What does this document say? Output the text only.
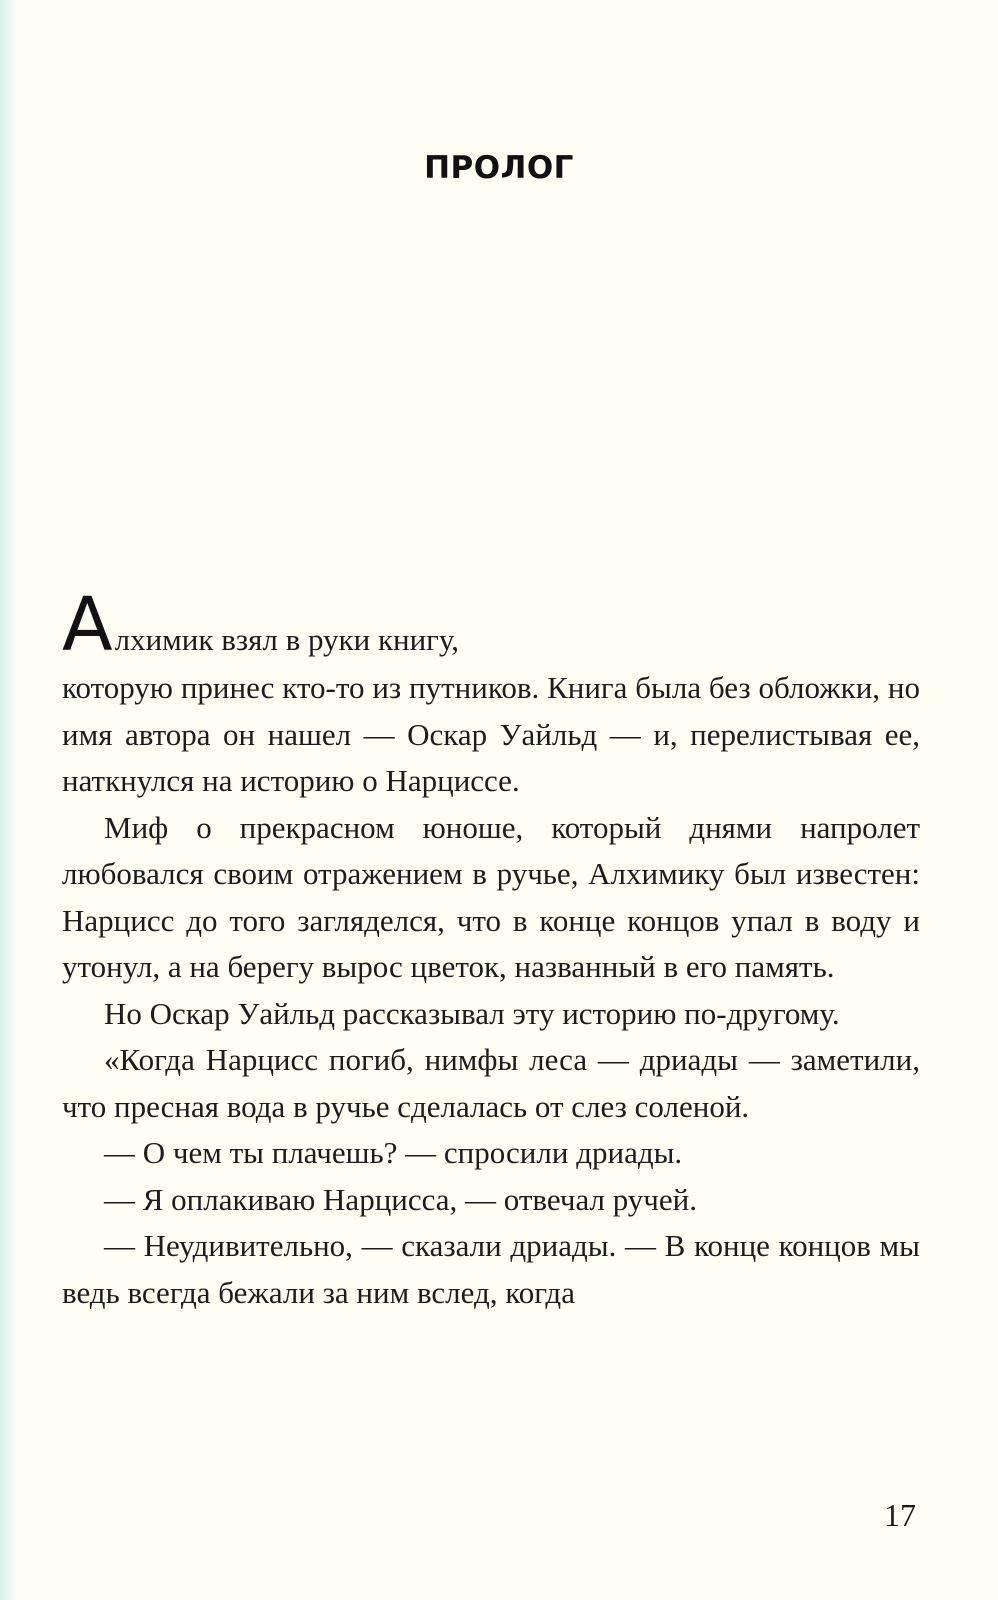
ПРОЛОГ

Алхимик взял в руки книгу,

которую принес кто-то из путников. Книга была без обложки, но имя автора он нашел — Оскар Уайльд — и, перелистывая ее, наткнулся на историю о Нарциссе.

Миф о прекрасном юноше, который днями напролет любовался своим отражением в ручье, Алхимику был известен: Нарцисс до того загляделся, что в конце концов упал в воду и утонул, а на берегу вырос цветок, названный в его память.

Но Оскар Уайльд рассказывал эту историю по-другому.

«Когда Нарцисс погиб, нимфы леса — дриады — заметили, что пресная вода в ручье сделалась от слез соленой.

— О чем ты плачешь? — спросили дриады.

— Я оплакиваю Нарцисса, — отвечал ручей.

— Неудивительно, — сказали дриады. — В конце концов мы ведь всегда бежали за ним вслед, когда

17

***

◆ **Task instructions**
Show all lines from the listing above in which "Уайльд" appears.

◆ **Correct result**
которую принес кто-то из путников. Книга была без обложки, но имя автора он нашел — Оскар Уайльд — и, перелистывая ее, наткнулся на историю о Нарциссе.
Но Оскар Уайльд рассказывал эту историю по-другому.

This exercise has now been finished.